--- TO DO ---
Extract all lines that hold "файла" from the records below.

--- Collected data entries ---
○ ○ ○ ○

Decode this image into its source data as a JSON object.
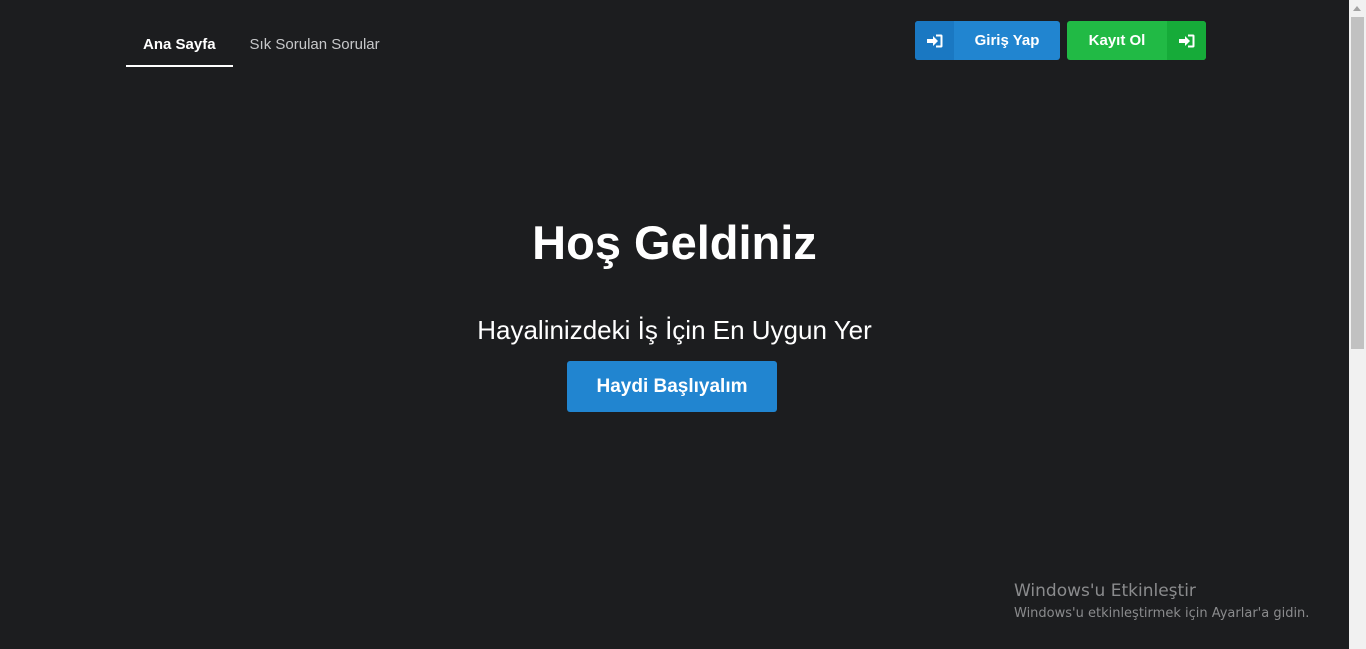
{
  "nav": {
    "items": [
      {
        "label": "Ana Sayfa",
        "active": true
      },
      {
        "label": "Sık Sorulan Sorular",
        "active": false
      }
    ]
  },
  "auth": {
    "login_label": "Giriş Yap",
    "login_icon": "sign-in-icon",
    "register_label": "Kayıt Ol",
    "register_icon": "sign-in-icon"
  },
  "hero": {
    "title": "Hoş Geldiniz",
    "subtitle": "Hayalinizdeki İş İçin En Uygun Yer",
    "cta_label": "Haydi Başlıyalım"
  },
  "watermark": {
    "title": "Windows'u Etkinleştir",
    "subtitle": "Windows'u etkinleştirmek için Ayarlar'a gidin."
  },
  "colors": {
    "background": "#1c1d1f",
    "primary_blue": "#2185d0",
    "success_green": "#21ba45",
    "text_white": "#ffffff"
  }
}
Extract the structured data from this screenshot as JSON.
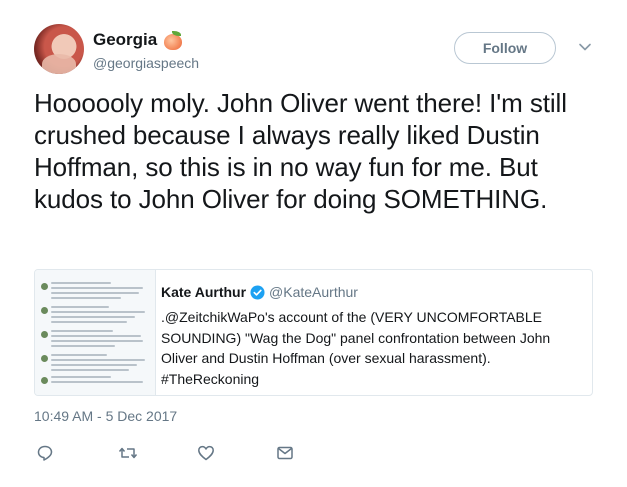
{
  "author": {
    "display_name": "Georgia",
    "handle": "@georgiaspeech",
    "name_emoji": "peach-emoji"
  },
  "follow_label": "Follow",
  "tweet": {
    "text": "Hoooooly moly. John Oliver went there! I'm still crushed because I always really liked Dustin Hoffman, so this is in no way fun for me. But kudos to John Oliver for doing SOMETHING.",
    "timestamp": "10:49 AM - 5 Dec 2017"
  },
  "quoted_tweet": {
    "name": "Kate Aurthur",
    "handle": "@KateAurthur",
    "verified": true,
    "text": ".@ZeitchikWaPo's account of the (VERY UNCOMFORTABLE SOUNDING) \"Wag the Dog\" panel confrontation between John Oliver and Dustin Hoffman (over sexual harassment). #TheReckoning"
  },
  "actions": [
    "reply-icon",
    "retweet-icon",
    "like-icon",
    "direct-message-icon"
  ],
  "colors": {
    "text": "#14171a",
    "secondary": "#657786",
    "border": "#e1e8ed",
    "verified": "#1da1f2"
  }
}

○ ○ ○ ○

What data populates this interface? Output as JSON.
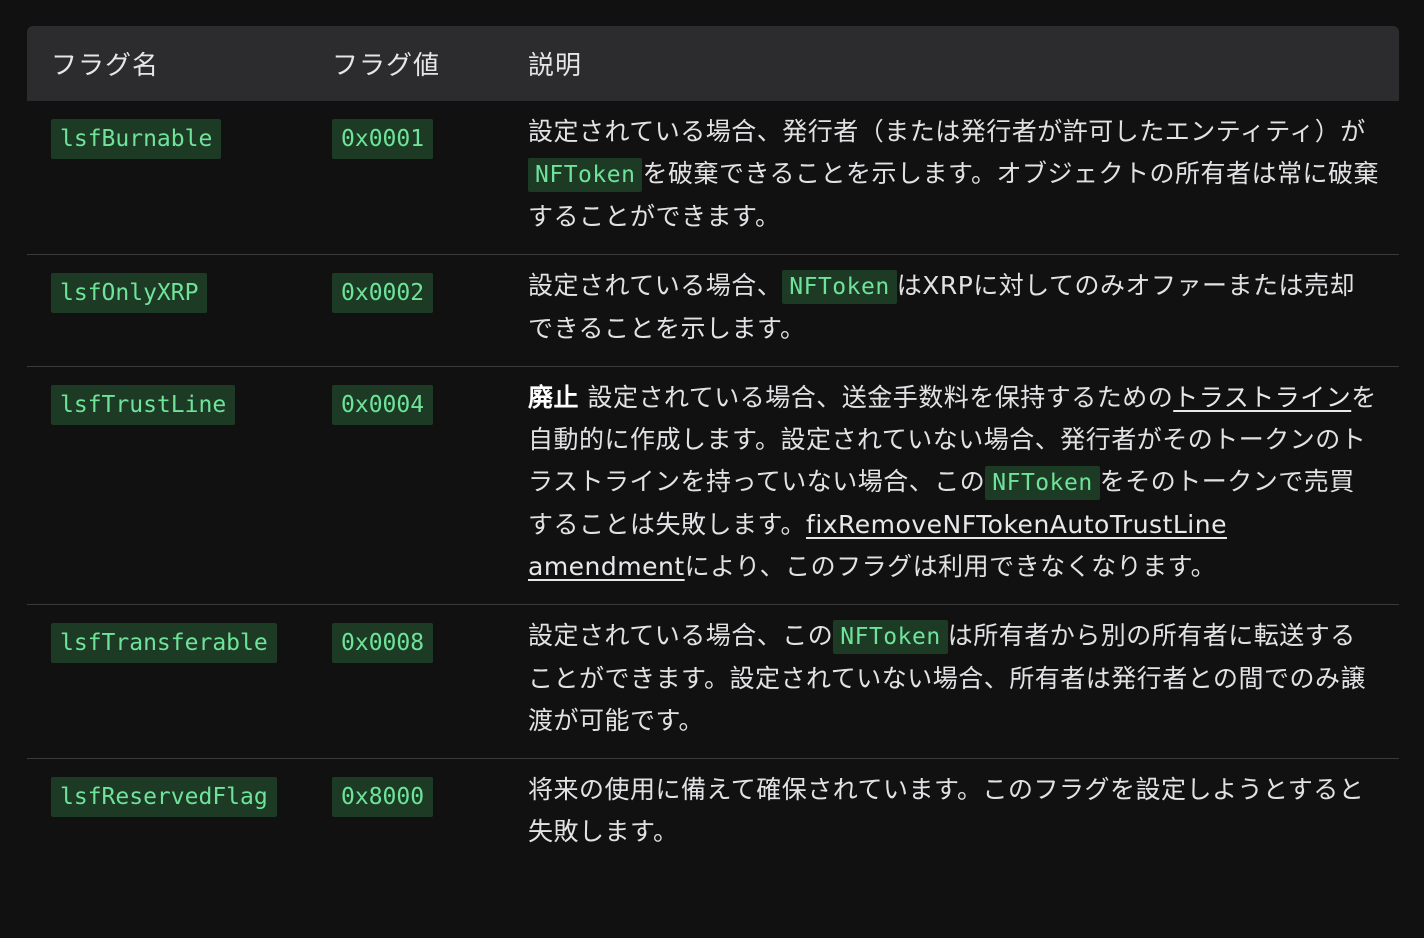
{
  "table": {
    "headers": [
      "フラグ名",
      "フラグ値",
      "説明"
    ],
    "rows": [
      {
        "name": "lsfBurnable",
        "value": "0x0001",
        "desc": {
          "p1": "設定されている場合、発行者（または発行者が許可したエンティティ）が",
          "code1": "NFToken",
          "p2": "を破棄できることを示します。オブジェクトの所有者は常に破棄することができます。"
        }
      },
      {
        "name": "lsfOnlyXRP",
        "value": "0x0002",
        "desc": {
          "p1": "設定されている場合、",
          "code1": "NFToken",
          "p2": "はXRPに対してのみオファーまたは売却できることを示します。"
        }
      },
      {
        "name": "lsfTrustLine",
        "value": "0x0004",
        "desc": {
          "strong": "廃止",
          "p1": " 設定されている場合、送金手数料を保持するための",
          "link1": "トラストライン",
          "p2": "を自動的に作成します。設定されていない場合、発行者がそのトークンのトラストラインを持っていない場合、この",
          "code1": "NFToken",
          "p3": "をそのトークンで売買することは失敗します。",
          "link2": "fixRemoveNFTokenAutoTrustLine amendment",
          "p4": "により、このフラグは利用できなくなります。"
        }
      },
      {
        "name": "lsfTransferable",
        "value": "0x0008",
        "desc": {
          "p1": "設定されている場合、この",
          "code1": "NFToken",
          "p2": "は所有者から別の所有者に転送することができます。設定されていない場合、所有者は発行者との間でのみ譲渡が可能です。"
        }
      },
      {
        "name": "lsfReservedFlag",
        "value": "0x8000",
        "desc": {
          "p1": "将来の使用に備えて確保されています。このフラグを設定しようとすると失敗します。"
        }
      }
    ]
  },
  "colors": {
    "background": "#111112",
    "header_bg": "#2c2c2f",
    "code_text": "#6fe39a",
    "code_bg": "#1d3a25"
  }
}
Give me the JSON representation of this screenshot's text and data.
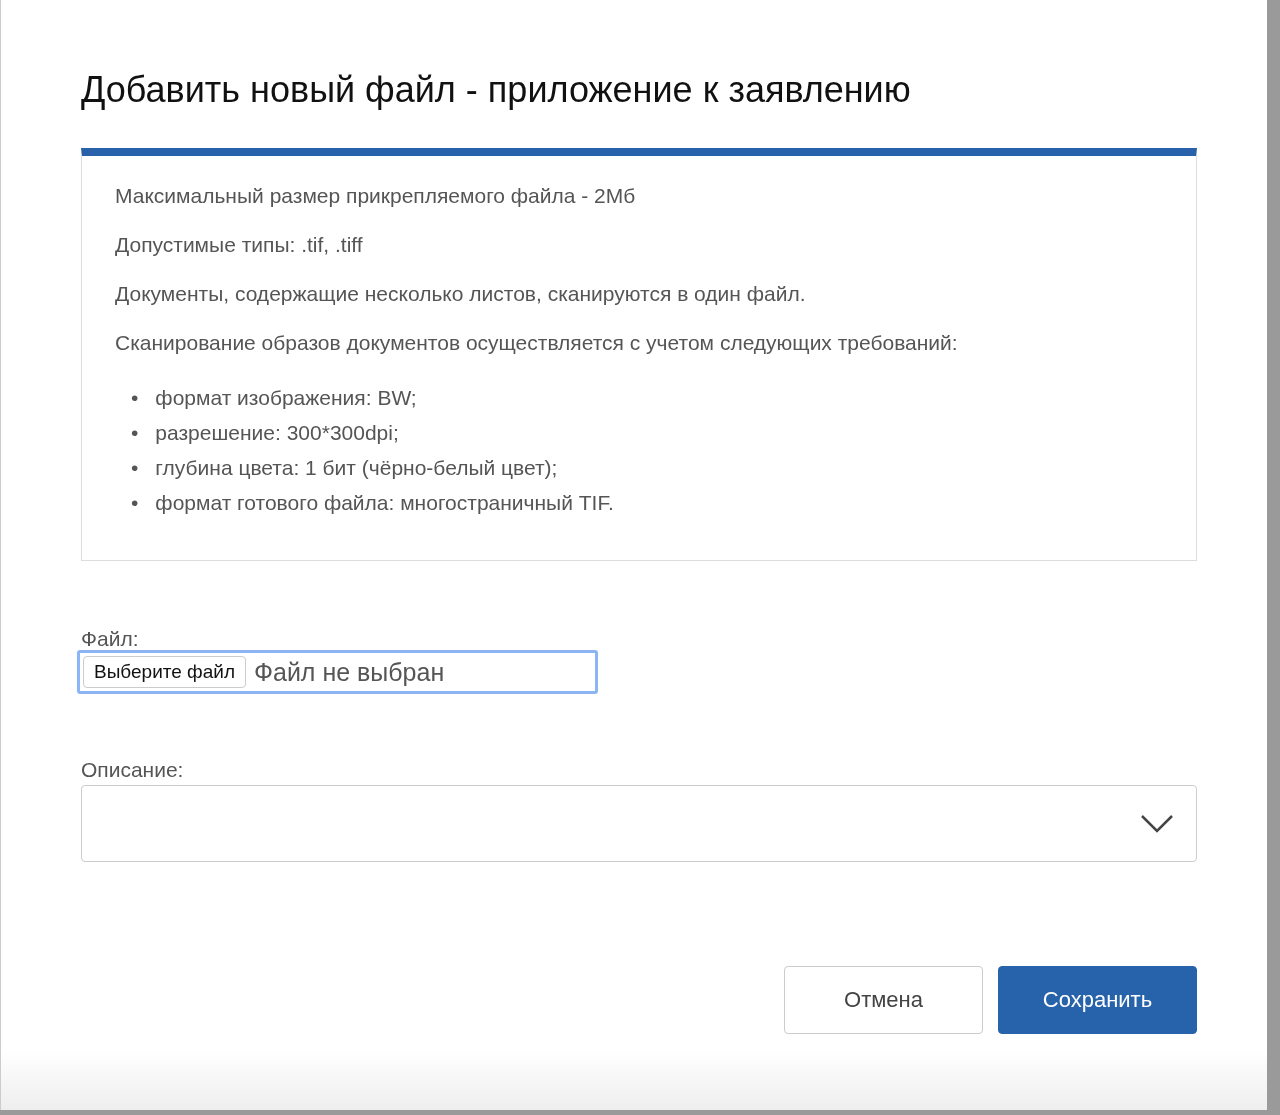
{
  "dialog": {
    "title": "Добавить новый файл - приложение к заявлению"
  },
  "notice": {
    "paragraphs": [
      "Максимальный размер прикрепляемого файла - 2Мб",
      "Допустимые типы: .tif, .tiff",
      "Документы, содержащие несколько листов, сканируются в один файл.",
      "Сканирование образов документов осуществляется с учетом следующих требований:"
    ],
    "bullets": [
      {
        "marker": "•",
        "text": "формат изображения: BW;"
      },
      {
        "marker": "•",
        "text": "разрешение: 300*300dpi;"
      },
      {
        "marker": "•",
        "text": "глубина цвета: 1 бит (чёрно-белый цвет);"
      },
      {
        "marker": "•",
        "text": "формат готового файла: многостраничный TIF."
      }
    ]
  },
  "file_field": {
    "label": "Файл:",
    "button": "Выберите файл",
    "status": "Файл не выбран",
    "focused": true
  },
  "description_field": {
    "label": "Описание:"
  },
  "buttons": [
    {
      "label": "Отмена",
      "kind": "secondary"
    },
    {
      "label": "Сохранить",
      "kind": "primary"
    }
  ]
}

○ ○ ○ ○

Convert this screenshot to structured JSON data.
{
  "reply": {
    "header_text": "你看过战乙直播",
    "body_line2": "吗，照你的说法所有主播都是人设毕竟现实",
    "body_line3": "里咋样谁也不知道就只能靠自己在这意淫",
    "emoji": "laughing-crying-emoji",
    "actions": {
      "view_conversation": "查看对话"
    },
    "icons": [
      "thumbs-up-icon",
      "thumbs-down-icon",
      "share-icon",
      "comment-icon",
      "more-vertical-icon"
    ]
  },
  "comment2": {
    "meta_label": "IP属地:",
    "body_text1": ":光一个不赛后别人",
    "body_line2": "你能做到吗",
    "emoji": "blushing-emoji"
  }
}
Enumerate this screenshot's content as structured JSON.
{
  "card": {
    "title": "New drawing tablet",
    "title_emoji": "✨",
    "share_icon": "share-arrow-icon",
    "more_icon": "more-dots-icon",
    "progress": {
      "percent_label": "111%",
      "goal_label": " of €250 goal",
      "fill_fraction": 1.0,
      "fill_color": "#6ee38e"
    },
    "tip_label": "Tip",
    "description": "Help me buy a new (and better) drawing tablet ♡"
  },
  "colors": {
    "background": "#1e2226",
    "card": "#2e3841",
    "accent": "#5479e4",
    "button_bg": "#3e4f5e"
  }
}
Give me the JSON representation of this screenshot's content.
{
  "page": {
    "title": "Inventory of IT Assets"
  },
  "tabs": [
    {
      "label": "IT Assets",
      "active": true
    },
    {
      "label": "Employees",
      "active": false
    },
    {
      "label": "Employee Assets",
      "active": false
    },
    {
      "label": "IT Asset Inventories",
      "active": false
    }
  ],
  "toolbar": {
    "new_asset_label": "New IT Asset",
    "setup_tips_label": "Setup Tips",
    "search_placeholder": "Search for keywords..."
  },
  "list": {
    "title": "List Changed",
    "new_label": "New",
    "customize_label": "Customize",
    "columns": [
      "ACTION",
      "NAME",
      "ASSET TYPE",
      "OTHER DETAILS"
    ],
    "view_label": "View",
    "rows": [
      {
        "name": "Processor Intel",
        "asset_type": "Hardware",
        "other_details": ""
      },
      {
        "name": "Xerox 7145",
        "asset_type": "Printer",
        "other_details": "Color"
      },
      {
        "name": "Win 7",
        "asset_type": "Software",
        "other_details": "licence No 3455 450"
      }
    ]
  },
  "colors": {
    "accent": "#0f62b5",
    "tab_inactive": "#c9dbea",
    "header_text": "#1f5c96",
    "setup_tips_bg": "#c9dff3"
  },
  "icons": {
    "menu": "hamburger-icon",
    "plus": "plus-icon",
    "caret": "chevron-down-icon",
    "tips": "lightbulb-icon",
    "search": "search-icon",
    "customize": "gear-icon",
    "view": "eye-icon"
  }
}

○ ○ ○ ○

--- CORRECT RESULT ---
      "Максимальный размер прикрепляемого файла - 2Мб",
        "text": "формат готового файла: многостраничный TIF."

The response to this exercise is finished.